RECORDS PROVIDED:

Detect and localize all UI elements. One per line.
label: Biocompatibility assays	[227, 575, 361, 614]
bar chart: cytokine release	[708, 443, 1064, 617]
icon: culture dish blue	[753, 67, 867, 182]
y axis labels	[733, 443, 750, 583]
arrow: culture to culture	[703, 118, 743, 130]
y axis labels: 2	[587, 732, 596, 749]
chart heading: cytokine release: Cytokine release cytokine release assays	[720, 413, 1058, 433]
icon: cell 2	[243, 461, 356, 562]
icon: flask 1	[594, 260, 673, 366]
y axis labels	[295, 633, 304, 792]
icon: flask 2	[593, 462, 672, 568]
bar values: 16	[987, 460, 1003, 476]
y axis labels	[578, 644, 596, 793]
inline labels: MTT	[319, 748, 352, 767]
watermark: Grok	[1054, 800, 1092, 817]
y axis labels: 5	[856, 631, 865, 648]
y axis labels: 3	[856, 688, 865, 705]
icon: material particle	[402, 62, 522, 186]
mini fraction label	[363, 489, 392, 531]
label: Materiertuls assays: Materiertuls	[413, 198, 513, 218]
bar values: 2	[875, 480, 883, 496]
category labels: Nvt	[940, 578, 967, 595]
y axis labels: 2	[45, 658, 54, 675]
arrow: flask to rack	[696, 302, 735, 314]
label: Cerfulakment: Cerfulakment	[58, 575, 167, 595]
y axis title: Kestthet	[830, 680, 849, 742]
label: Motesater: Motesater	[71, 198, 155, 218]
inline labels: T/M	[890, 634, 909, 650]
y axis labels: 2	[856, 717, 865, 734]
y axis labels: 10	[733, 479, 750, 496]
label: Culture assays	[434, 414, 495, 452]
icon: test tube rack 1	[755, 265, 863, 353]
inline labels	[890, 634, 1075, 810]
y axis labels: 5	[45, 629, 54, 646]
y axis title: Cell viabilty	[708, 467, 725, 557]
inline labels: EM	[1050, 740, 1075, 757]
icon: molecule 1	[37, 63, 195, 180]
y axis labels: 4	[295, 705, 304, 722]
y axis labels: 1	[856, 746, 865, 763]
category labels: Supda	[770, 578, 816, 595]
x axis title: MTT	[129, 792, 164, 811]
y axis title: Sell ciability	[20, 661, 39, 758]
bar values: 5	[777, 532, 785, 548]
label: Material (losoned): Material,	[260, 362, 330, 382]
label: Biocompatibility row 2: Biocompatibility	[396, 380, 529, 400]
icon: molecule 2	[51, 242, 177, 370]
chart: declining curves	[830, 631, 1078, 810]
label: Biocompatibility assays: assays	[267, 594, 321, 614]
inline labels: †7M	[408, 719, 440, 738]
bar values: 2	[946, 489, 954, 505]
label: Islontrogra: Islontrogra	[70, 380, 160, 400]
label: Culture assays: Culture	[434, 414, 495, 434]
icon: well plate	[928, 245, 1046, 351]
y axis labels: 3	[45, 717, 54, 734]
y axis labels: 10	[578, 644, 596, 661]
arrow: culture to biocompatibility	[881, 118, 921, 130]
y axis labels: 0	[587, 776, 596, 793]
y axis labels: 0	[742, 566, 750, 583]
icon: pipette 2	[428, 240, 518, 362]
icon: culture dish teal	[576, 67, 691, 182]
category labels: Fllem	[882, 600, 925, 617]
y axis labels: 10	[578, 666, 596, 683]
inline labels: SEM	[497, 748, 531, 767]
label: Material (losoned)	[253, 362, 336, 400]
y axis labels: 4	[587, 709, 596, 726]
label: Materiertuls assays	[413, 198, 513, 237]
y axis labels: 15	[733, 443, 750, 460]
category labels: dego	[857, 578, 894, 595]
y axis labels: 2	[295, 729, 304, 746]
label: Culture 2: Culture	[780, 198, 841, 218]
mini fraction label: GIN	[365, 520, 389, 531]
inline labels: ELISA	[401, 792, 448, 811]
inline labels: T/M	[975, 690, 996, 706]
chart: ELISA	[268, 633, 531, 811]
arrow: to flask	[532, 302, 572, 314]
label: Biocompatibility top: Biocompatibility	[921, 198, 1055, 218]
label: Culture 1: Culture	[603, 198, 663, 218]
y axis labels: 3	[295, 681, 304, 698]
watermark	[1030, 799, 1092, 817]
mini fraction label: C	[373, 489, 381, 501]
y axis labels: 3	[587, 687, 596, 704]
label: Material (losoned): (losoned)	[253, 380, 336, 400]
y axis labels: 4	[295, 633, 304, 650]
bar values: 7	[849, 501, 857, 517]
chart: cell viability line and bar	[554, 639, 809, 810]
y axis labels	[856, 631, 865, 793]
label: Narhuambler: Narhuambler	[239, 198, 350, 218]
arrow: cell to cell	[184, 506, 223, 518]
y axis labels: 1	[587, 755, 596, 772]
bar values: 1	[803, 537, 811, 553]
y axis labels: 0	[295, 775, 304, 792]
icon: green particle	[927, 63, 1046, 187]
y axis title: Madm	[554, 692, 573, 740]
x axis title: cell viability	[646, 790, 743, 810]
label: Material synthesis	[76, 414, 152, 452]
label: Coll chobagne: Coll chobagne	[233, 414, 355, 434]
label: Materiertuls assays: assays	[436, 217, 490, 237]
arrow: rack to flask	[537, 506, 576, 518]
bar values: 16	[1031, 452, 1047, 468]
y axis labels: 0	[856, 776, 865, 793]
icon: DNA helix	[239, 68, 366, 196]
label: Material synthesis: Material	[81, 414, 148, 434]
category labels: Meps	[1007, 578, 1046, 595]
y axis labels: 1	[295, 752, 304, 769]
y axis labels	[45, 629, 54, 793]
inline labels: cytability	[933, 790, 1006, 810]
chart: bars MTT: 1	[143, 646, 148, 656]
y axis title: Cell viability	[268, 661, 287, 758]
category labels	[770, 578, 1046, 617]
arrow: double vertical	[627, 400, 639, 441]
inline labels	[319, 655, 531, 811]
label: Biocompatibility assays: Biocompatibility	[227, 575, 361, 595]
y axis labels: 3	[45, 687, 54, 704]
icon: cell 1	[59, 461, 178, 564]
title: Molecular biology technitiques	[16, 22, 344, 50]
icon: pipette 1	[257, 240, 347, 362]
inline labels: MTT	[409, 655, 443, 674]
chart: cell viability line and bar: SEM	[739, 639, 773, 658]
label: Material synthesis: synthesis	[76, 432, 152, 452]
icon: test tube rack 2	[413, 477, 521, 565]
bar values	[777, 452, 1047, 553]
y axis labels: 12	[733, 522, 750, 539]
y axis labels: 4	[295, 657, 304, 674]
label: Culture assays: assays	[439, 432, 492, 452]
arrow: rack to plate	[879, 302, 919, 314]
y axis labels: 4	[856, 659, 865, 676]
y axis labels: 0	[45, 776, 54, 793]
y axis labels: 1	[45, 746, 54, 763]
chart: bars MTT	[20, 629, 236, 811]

BRIEF: Copy the records above, keeping each line identical.

ANSWER FOR THE TASK:
Detect and localize all UI elements. One per line.
label: Biocompatibility assays	[227, 575, 361, 614]
bar chart: cytokine release	[708, 443, 1064, 617]
icon: culture dish blue	[753, 67, 867, 182]
y axis labels	[733, 443, 750, 583]
arrow: culture to culture	[703, 118, 743, 130]
y axis labels: 2	[587, 732, 596, 749]
chart heading: cytokine release: Cytokine release cytokine release assays	[720, 413, 1058, 433]
icon: cell 2	[243, 461, 356, 562]
icon: flask 1	[594, 260, 673, 366]
y axis labels	[295, 633, 304, 792]
icon: flask 2	[593, 462, 672, 568]
bar values: 16	[987, 460, 1003, 476]
y axis labels	[578, 644, 596, 793]
inline labels: MTT	[319, 748, 352, 767]
watermark: Grok	[1054, 800, 1092, 817]
y axis labels: 5	[856, 631, 865, 648]
y axis labels: 3	[856, 688, 865, 705]
icon: material particle	[402, 62, 522, 186]
mini fraction label	[363, 489, 392, 531]
label: Materiertuls assays: Materiertuls	[413, 198, 513, 218]
bar values: 2	[875, 480, 883, 496]
category labels: Nvt	[940, 578, 967, 595]
y axis labels: 2	[45, 658, 54, 675]
arrow: flask to rack	[696, 302, 735, 314]
label: Cerfulakment: Cerfulakment	[58, 575, 167, 595]
y axis title: Kestthet	[830, 680, 849, 742]
label: Motesater: Motesater	[71, 198, 155, 218]
inline labels: T/M	[890, 634, 909, 650]
y axis labels: 2	[856, 717, 865, 734]
y axis labels: 10	[733, 479, 750, 496]
label: Culture assays	[434, 414, 495, 452]
icon: test tube rack 1	[755, 265, 863, 353]
inline labels	[890, 634, 1075, 810]
y axis labels: 5	[45, 629, 54, 646]
y axis title: Cell viabilty	[708, 467, 725, 557]
inline labels: EM	[1050, 740, 1075, 757]
icon: molecule 1	[37, 63, 195, 180]
y axis labels: 4	[295, 705, 304, 722]
y axis labels: 1	[856, 746, 865, 763]
category labels: Supda	[770, 578, 816, 595]
x axis title: MTT	[129, 792, 164, 811]
y axis title: Sell ciability	[20, 661, 39, 758]
bar values: 5	[777, 532, 785, 548]
label: Material (losoned): Material,	[260, 362, 330, 382]
label: Biocompatibility row 2: Biocompatibility	[396, 380, 529, 400]
icon: molecule 2	[51, 242, 177, 370]
chart: declining curves	[830, 631, 1078, 810]
label: Biocompatibility assays: assays	[267, 594, 321, 614]
inline labels: †7M	[408, 719, 440, 738]
bar values: 2	[946, 489, 954, 505]
label: Islontrogra: Islontrogra	[70, 380, 160, 400]
label: Culture assays: Culture	[434, 414, 495, 434]
icon: well plate	[928, 245, 1046, 351]
y axis labels: 3	[45, 717, 54, 734]
y axis labels: 10	[578, 644, 596, 661]
arrow: culture to biocompatibility	[881, 118, 921, 130]
y axis labels: 0	[587, 776, 596, 793]
y axis labels: 0	[742, 566, 750, 583]
icon: pipette 2	[428, 240, 518, 362]
icon: culture dish teal	[576, 67, 691, 182]
category labels: Fllem	[882, 600, 925, 617]
y axis labels: 10	[578, 666, 596, 683]
inline labels: SEM	[497, 748, 531, 767]
label: Material (losoned)	[253, 362, 336, 400]
y axis labels: 4	[587, 709, 596, 726]
label: Materiertuls assays	[413, 198, 513, 237]
y axis labels: 15	[733, 443, 750, 460]
category labels: dego	[857, 578, 894, 595]
y axis labels: 2	[295, 729, 304, 746]
label: Culture 2: Culture	[780, 198, 841, 218]
mini fraction label: GIN	[365, 520, 389, 531]
inline labels: ELISA	[401, 792, 448, 811]
inline labels: T/M	[975, 690, 996, 706]
chart: ELISA	[268, 633, 531, 811]
arrow: to flask	[532, 302, 572, 314]
label: Biocompatibility top: Biocompatibility	[921, 198, 1055, 218]
label: Culture 1: Culture	[603, 198, 663, 218]
y axis labels: 3	[295, 681, 304, 698]
watermark	[1030, 799, 1092, 817]
mini fraction label: C	[373, 489, 381, 501]
y axis labels: 3	[587, 687, 596, 704]
label: Material (losoned): (losoned)	[253, 380, 336, 400]
y axis labels: 4	[295, 633, 304, 650]
bar values: 7	[849, 501, 857, 517]
chart: cell viability line and bar	[554, 639, 809, 810]
y axis labels	[856, 631, 865, 793]
label: Narhuambler: Narhuambler	[239, 198, 350, 218]
arrow: cell to cell	[184, 506, 223, 518]
y axis labels: 1	[587, 755, 596, 772]
bar values: 1	[803, 537, 811, 553]
y axis labels: 0	[295, 775, 304, 792]
icon: green particle	[927, 63, 1046, 187]
y axis title: Madm	[554, 692, 573, 740]
x axis title: cell viability	[646, 790, 743, 810]
label: Material synthesis	[76, 414, 152, 452]
label: Coll chobagne: Coll chobagne	[233, 414, 355, 434]
label: Materiertuls assays: assays	[436, 217, 490, 237]
arrow: rack to flask	[537, 506, 576, 518]
bar values: 16	[1031, 452, 1047, 468]
y axis labels: 0	[856, 776, 865, 793]
icon: DNA helix	[239, 68, 366, 196]
label: Material synthesis: Material	[81, 414, 148, 434]
category labels: Meps	[1007, 578, 1046, 595]
y axis labels: 1	[295, 752, 304, 769]
y axis labels	[45, 629, 54, 793]
inline labels: cytability	[933, 790, 1006, 810]
chart: bars MTT: 1	[143, 646, 148, 656]
y axis title: Cell viability	[268, 661, 287, 758]
category labels	[770, 578, 1046, 617]
arrow: double vertical	[627, 400, 639, 441]
inline labels	[319, 655, 531, 811]
label: Biocompatibility assays: Biocompatibility	[227, 575, 361, 595]
y axis labels: 3	[45, 687, 54, 704]
icon: cell 1	[59, 461, 178, 564]
title: Molecular biology technitiques	[16, 22, 344, 50]
icon: pipette 1	[257, 240, 347, 362]
inline labels: MTT	[409, 655, 443, 674]
chart: cell viability line and bar: SEM	[739, 639, 773, 658]
label: Material synthesis: synthesis	[76, 432, 152, 452]
icon: test tube rack 2	[413, 477, 521, 565]
bar values	[777, 452, 1047, 553]
y axis labels: 12	[733, 522, 750, 539]
y axis labels: 4	[295, 657, 304, 674]
label: Culture assays: assays	[439, 432, 492, 452]
arrow: rack to plate	[879, 302, 919, 314]
y axis labels: 4	[856, 659, 865, 676]
y axis labels: 0	[45, 776, 54, 793]
y axis labels: 1	[45, 746, 54, 763]
chart: bars MTT	[20, 629, 236, 811]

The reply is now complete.